**What is being asked**
The entries below contain pictures. Retype everything except those pictures, exactly as given.

_ _ _ _ _

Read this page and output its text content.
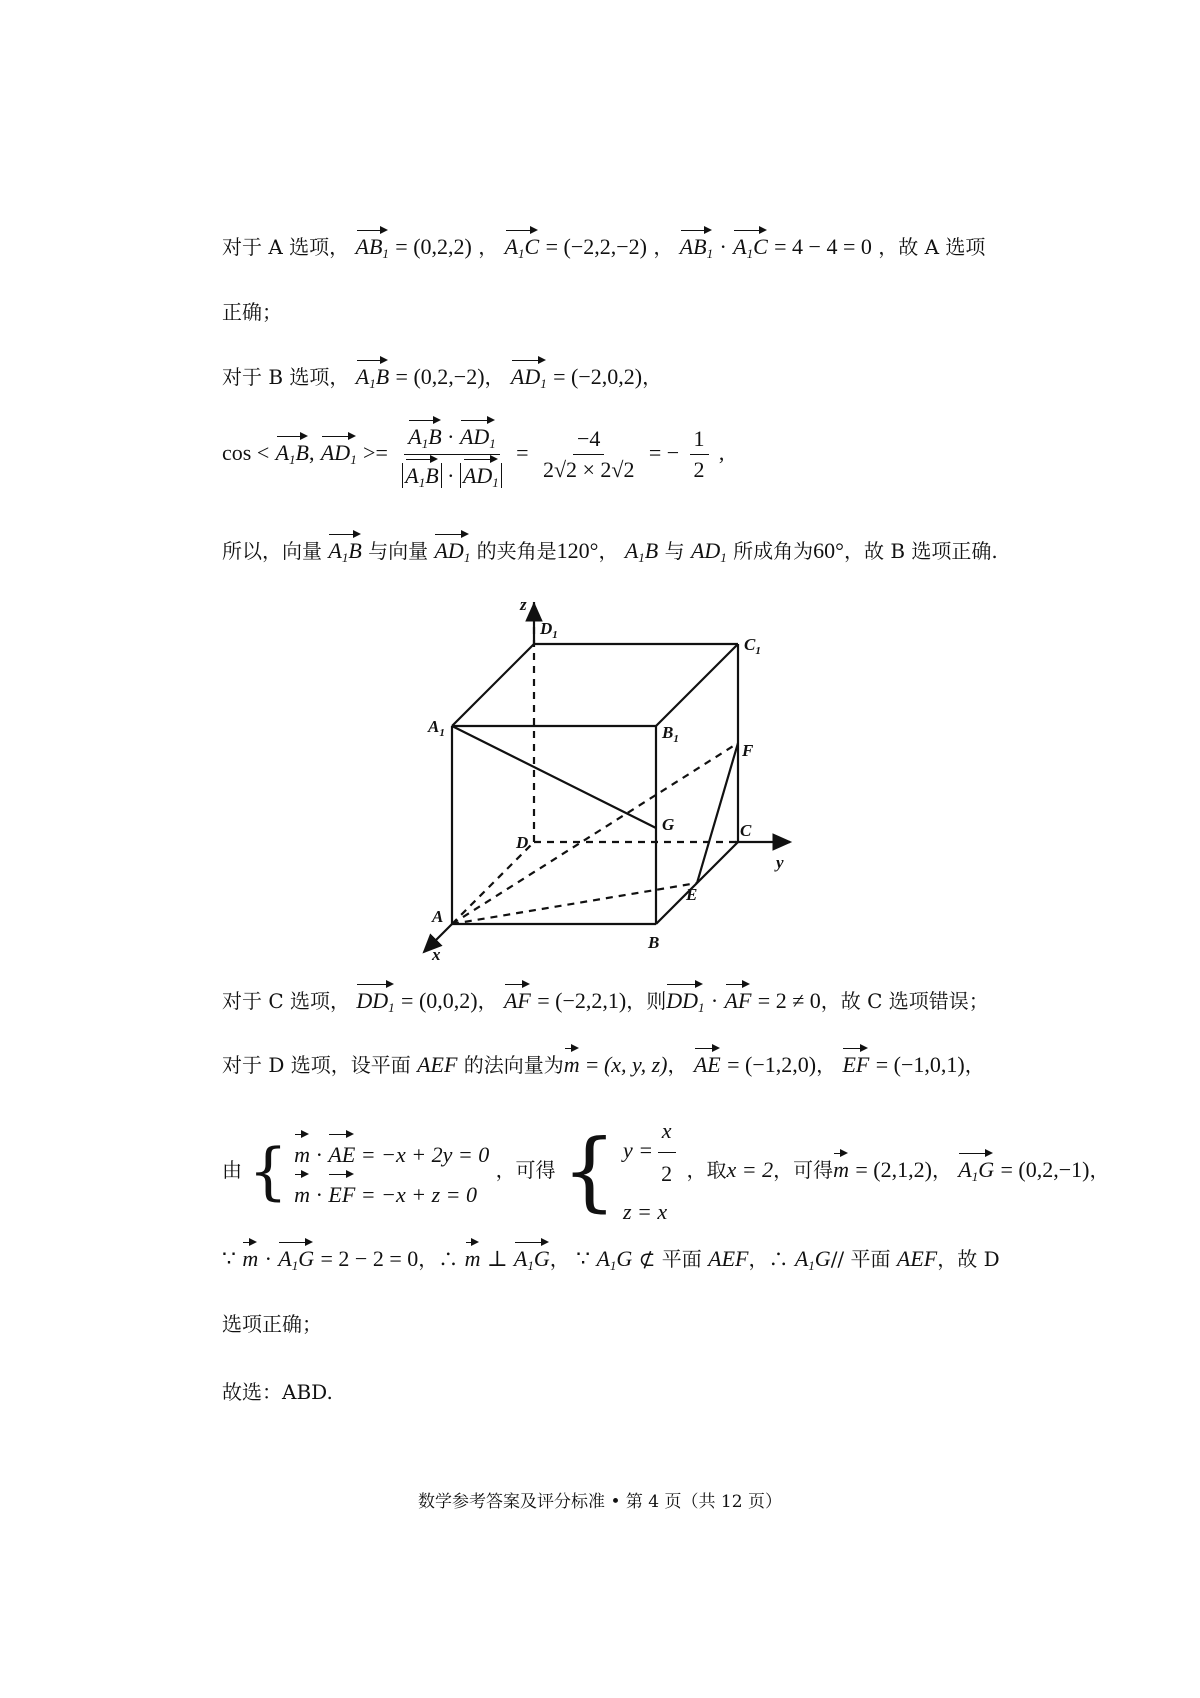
对于 A 选项， $AB_1 = (0,2,2)$ ， $A_1C = (-2,2,-2)$ ， $AB_1 \cdot A_1C = 4 - 4 = 0$ ，故 A 选项
正确；
对于 B 选项， $A_1B = (0,2,-2)$， $AD_1 = (-2,0,2)$，
$\cos < A_1B$, $AD_1 >= \frac{A_1B \cdot AD_1}{A_1B \cdot AD_1} = \frac{-4}{2√2 \times 2√2}$ = − $\frac{1}{2}$ ,
所以，向量 $A_1B$ 与向量 $AD_1$ 的夹角是120°， $A_1B$ 与 $AD_1$ 所成角为60°，故 B 选项正确.
z
y
x
$D_1$	$C_1$
$A_1$	$B_1$
F
G
D
C
E
A
B
对于 C 选项， $DD_1 = (0,0,2)$， AF = (−2,2,1)，则$DD_1$ · AF = 2 ≠ 0，故 C 选项错误；
对于 D 选项，设平面 AEF 的法向量为m = (x, y, z)， AE = (−1,2,0)， EF = (−1,0,1)，
由 { m · AE = −x + 2y = 0
m · EF = −x + z = 0
，可得 { $y = \frac{x}{2}$
z = x
，取x = 2，可得m = (2,1,2)， $A_1G = (0,2,-1)$，
∵ $m \cdot A_1G = 2 - 2 = 0$，∴ m ⊥ $A_1G$， ∵ $A_1G$ ⊄ 平面 AEF，∴ $A_1G//$ 平面 AEF，故 D
选项正确；
故选：ABD.
数学参考答案及评分标准 • 第 4 页（共 12 页）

_ _ _ _ _

**Output of the exercise**
Read this page and output its text content.
对于 A 选项， $AB_1 = (0,2,2)$ ， $A_1C = (-2,2,-2)$ ， $AB_1 \cdot A_1C = 4 - 4 = 0$ ，故 A 选项
正确；
对于 B 选项， $A_1B = (0,2,-2)$， $AD_1 = (-2,0,2)$，
$\cos < A_1B$, $AD_1 >= \frac{A_1B \cdot AD_1}{A_1B \cdot AD_1} = \frac{-4}{2√2 \times 2√2}$ = − $\frac{1}{2}$ ,
所以，向量 $A_1B$ 与向量 $AD_1$ 的夹角是120°， $A_1B$ 与 $AD_1$ 所成角为60°，故 B 选项正确.
z
y
x
$D_1$	$C_1$
$A_1$	$B_1$
F
G
D
C
E
A
B
对于 C 选项， $DD_1 = (0,0,2)$， AF = (−2,2,1)，则$DD_1$ · AF = 2 ≠ 0，故 C 选项错误；
对于 D 选项，设平面 AEF 的法向量为m = (x, y, z)， AE = (−1,2,0)， EF = (−1,0,1)，
由 { m · AE = −x + 2y = 0
m · EF = −x + z = 0
，可得 { $y = \frac{x}{2}$
z = x
，取x = 2，可得m = (2,1,2)， $A_1G = (0,2,-1)$，
∵ $m \cdot A_1G = 2 - 2 = 0$，∴ m ⊥ $A_1G$， ∵ $A_1G$ ⊄ 平面 AEF，∴ $A_1G//$ 平面 AEF，故 D
选项正确；
故选：ABD.
数学参考答案及评分标准 • 第 4 页（共 12 页）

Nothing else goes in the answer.